The listing below should be copied in full, word for word.
begin TASK INPUTS
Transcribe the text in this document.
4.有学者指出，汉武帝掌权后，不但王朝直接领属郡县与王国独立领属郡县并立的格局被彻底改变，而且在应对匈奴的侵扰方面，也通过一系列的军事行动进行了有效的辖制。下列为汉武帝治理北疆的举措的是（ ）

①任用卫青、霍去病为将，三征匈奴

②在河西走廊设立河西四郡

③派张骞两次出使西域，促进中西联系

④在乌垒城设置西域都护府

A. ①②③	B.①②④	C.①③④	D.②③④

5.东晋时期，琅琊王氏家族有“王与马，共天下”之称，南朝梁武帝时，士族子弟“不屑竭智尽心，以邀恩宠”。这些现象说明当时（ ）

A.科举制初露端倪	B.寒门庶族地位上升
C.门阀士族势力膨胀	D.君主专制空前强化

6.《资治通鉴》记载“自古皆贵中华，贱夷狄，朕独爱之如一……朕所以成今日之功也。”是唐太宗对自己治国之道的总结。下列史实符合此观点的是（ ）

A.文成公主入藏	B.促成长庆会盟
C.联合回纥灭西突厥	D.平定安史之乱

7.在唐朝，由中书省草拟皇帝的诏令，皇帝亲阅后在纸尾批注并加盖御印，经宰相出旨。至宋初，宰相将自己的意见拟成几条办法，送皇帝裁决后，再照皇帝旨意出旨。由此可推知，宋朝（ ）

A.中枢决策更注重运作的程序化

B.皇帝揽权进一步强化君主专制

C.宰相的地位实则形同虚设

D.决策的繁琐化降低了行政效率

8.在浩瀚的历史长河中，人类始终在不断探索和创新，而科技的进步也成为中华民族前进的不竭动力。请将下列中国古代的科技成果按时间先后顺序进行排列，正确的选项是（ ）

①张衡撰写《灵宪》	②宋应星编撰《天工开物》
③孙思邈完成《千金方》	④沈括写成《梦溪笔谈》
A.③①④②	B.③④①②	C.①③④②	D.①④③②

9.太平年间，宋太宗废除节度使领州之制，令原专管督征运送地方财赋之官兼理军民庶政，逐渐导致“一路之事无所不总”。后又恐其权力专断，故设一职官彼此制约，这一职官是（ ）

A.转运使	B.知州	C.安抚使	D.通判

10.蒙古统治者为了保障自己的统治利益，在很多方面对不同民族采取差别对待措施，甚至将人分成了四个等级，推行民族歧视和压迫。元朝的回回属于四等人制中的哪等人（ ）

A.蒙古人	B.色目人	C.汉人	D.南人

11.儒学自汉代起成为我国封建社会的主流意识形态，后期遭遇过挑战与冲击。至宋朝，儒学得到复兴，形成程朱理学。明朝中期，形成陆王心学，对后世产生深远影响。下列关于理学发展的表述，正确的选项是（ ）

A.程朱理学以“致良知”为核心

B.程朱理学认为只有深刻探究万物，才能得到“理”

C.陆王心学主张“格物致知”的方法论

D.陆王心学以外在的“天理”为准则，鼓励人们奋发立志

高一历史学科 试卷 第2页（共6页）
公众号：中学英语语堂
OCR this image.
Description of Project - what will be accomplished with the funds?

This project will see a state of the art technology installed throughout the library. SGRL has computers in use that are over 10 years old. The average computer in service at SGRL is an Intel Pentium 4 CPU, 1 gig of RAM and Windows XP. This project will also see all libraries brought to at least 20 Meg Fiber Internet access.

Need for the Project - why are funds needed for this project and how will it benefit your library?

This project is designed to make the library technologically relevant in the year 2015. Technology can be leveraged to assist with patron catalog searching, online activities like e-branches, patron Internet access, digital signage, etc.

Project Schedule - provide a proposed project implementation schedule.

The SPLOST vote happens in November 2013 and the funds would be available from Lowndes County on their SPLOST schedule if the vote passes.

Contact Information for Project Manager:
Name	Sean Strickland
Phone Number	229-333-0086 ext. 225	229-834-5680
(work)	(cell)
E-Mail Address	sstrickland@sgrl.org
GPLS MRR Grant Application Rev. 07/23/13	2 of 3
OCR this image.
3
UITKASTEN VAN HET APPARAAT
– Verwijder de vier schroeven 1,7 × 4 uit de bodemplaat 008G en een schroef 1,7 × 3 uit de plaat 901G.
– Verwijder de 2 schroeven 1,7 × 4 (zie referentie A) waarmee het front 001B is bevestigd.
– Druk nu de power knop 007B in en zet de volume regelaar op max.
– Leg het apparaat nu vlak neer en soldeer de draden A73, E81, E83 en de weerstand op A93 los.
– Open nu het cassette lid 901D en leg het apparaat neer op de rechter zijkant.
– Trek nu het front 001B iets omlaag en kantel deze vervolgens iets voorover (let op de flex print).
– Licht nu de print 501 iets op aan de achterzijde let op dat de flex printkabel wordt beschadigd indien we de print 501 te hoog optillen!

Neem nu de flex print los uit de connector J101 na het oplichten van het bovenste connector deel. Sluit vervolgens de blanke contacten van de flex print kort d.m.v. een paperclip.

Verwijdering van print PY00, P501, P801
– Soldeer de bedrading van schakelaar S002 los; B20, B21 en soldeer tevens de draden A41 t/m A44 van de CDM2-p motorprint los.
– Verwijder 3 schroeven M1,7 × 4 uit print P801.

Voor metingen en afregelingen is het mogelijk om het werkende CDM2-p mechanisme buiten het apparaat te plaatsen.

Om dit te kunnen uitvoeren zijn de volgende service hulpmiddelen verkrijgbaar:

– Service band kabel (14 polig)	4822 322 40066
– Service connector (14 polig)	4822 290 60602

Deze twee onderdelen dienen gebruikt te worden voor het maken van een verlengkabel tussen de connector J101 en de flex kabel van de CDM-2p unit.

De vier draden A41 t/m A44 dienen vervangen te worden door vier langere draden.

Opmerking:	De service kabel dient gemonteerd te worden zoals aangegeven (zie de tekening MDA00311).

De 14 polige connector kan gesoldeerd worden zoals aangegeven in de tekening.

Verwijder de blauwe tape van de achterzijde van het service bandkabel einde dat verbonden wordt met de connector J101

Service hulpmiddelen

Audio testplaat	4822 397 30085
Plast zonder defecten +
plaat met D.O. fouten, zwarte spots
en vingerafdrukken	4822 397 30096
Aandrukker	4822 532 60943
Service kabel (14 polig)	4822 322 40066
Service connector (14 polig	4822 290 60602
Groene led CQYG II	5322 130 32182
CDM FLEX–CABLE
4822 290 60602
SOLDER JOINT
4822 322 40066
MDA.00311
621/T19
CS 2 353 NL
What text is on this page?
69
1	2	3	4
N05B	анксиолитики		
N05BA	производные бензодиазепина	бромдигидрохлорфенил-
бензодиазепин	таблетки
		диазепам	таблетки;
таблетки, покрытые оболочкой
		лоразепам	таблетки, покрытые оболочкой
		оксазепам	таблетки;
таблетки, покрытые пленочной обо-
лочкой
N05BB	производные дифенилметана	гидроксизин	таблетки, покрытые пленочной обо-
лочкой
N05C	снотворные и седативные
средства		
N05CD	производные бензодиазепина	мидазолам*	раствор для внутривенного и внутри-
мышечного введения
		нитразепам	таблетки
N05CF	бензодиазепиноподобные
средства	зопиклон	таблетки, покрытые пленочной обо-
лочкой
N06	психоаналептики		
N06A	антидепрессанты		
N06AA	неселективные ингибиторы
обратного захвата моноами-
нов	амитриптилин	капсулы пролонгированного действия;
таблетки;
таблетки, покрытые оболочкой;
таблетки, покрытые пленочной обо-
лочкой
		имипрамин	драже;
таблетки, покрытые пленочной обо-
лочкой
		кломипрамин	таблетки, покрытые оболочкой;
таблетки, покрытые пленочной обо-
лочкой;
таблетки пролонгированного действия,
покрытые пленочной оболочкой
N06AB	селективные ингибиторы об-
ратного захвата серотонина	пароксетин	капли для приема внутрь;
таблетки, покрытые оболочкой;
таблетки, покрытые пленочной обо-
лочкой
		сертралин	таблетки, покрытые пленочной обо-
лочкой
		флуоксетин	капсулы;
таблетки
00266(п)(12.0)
end TASK INPUTS
_TASK SOLUTION_
Transcribe the text in this document.
4.有学者指出，汉武帝掌权后，不但王朝直接领属郡县与王国独立领属郡县并立的格局被彻底改变，而且在应对匈奴的侵扰方面，也通过一系列的军事行动进行了有效的辖制。下列为汉武帝治理北疆的举措的是（ ）

①任用卫青、霍去病为将，三征匈奴

②在河西走廊设立河西四郡

③派张骞两次出使西域，促进中西联系

④在乌垒城设置西域都护府

A. ①②③	B.①②④	C.①③④	D.②③④

5.东晋时期，琅琊王氏家族有“王与马，共天下”之称，南朝梁武帝时，士族子弟“不屑竭智尽心，以邀恩宠”。这些现象说明当时（ ）

A.科举制初露端倪	B.寒门庶族地位上升
C.门阀士族势力膨胀	D.君主专制空前强化

6.《资治通鉴》记载“自古皆贵中华，贱夷狄，朕独爱之如一……朕所以成今日之功也。”是唐太宗对自己治国之道的总结。下列史实符合此观点的是（ ）

A.文成公主入藏	B.促成长庆会盟
C.联合回纥灭西突厥	D.平定安史之乱

7.在唐朝，由中书省草拟皇帝的诏令，皇帝亲阅后在纸尾批注并加盖御印，经宰相出旨。至宋初，宰相将自己的意见拟成几条办法，送皇帝裁决后，再照皇帝旨意出旨。由此可推知，宋朝（ ）

A.中枢决策更注重运作的程序化

B.皇帝揽权进一步强化君主专制

C.宰相的地位实则形同虚设

D.决策的繁琐化降低了行政效率

8.在浩瀚的历史长河中，人类始终在不断探索和创新，而科技的进步也成为中华民族前进的不竭动力。请将下列中国古代的科技成果按时间先后顺序进行排列，正确的选项是（ ）

①张衡撰写《灵宪》	②宋应星编撰《天工开物》
③孙思邈完成《千金方》	④沈括写成《梦溪笔谈》
A.③①④②	B.③④①②	C.①③④②	D.①④③②

9.太平年间，宋太宗废除节度使领州之制，令原专管督征运送地方财赋之官兼理军民庶政，逐渐导致“一路之事无所不总”。后又恐其权力专断，故设一职官彼此制约，这一职官是（ ）

A.转运使	B.知州	C.安抚使	D.通判

10.蒙古统治者为了保障自己的统治利益，在很多方面对不同民族采取差别对待措施，甚至将人分成了四个等级，推行民族歧视和压迫。元朝的回回属于四等人制中的哪等人（ ）

A.蒙古人	B.色目人	C.汉人	D.南人

11.儒学自汉代起成为我国封建社会的主流意识形态，后期遭遇过挑战与冲击。至宋朝，儒学得到复兴，形成程朱理学。明朝中期，形成陆王心学，对后世产生深远影响。下列关于理学发展的表述，正确的选项是（ ）

A.程朱理学以“致良知”为核心

B.程朱理学认为只有深刻探究万物，才能得到“理”

C.陆王心学主张“格物致知”的方法论

D.陆王心学以外在的“天理”为准则，鼓励人们奋发立志

高一历史学科 试卷 第2页（共6页）
公众号：中学英语语堂
OCR this image.
Description of Project - what will be accomplished with the funds?

This project will see a state of the art technology installed throughout the library. SGRL has computers in use that are over 10 years old. The average computer in service at SGRL is an Intel Pentium 4 CPU, 1 gig of RAM and Windows XP. This project will also see all libraries brought to at least 20 Meg Fiber Internet access.

Need for the Project - why are funds needed for this project and how will it benefit your library?

This project is designed to make the library technologically relevant in the year 2015. Technology can be leveraged to assist with patron catalog searching, online activities like e-branches, patron Internet access, digital signage, etc.

Project Schedule - provide a proposed project implementation schedule.

The SPLOST vote happens in November 2013 and the funds would be available from Lowndes County on their SPLOST schedule if the vote passes.

Contact Information for Project Manager:
Name	Sean Strickland
Phone Number	229-333-0086 ext. 225	229-834-5680
(work)	(cell)
E-Mail Address	sstrickland@sgrl.org
GPLS MRR Grant Application Rev. 07/23/13	2 of 3
OCR this image.
3
UITKASTEN VAN HET APPARAAT
– Verwijder de vier schroeven 1,7 × 4 uit de bodemplaat 008G en een schroef 1,7 × 3 uit de plaat 901G.
– Verwijder de 2 schroeven 1,7 × 4 (zie referentie A) waarmee het front 001B is bevestigd.
– Druk nu de power knop 007B in en zet de volume regelaar op max.
– Leg het apparaat nu vlak neer en soldeer de draden A73, E81, E83 en de weerstand op A93 los.
– Open nu het cassette lid 901D en leg het apparaat neer op de rechter zijkant.
– Trek nu het front 001B iets omlaag en kantel deze vervolgens iets voorover (let op de flex print).
– Licht nu de print 501 iets op aan de achterzijde let op dat de flex printkabel wordt beschadigd indien we de print 501 te hoog optillen!

Neem nu de flex print los uit de connector J101 na het oplichten van het bovenste connector deel. Sluit vervolgens de blanke contacten van de flex print kort d.m.v. een paperclip.

Verwijdering van print PY00, P501, P801
– Soldeer de bedrading van schakelaar S002 los; B20, B21 en soldeer tevens de draden A41 t/m A44 van de CDM2-p motorprint los.
– Verwijder 3 schroeven M1,7 × 4 uit print P801.

Voor metingen en afregelingen is het mogelijk om het werkende CDM2-p mechanisme buiten het apparaat te plaatsen.

Om dit te kunnen uitvoeren zijn de volgende service hulpmiddelen verkrijgbaar:

– Service band kabel (14 polig)	4822 322 40066
– Service connector (14 polig)	4822 290 60602

Deze twee onderdelen dienen gebruikt te worden voor het maken van een verlengkabel tussen de connector J101 en de flex kabel van de CDM-2p unit.

De vier draden A41 t/m A44 dienen vervangen te worden door vier langere draden.

Opmerking:	De service kabel dient gemonteerd te worden zoals aangegeven (zie de tekening MDA00311).

De 14 polige connector kan gesoldeerd worden zoals aangegeven in de tekening.

Verwijder de blauwe tape van de achterzijde van het service bandkabel einde dat verbonden wordt met de connector J101

Service hulpmiddelen

Audio testplaat	4822 397 30085
Plast zonder defecten +
plaat met D.O. fouten, zwarte spots
en vingerafdrukken	4822 397 30096
Aandrukker	4822 532 60943
Service kabel (14 polig)	4822 322 40066
Service connector (14 polig	4822 290 60602
Groene led CQYG II	5322 130 32182
CDM FLEX–CABLE
4822 290 60602
SOLDER JOINT
4822 322 40066
MDA.00311
621/T19
CS 2 353 NL
What text is on this page?
69
1	2	3	4
N05B	анксиолитики		
N05BA	производные бензодиазепина	бромдигидрохлорфенил-
бензодиазепин	таблетки
		диазепам	таблетки;
таблетки, покрытые оболочкой
		лоразепам	таблетки, покрытые оболочкой
		оксазепам	таблетки;
таблетки, покрытые пленочной обо-
лочкой
N05BB	производные дифенилметана	гидроксизин	таблетки, покрытые пленочной обо-
лочкой
N05C	снотворные и седативные
средства		
N05CD	производные бензодиазепина	мидазолам*	раствор для внутривенного и внутри-
мышечного введения
		нитразепам	таблетки
N05CF	бензодиазепиноподобные
средства	зопиклон	таблетки, покрытые пленочной обо-
лочкой
N06	психоаналептики		
N06A	антидепрессанты		
N06AA	неселективные ингибиторы
обратного захвата моноами-
нов	амитриптилин	капсулы пролонгированного действия;
таблетки;
таблетки, покрытые оболочкой;
таблетки, покрытые пленочной обо-
лочкой
		имипрамин	драже;
таблетки, покрытые пленочной обо-
лочкой
		кломипрамин	таблетки, покрытые оболочкой;
таблетки, покрытые пленочной обо-
лочкой;
таблетки пролонгированного действия,
покрытые пленочной оболочкой
N06AB	селективные ингибиторы об-
ратного захвата серотонина	пароксетин	капли для приема внутрь;
таблетки, покрытые оболочкой;
таблетки, покрытые пленочной обо-
лочкой
		сертралин	таблетки, покрытые пленочной обо-
лочкой
		флуоксетин	капсулы;
таблетки
00266(п)(12.0)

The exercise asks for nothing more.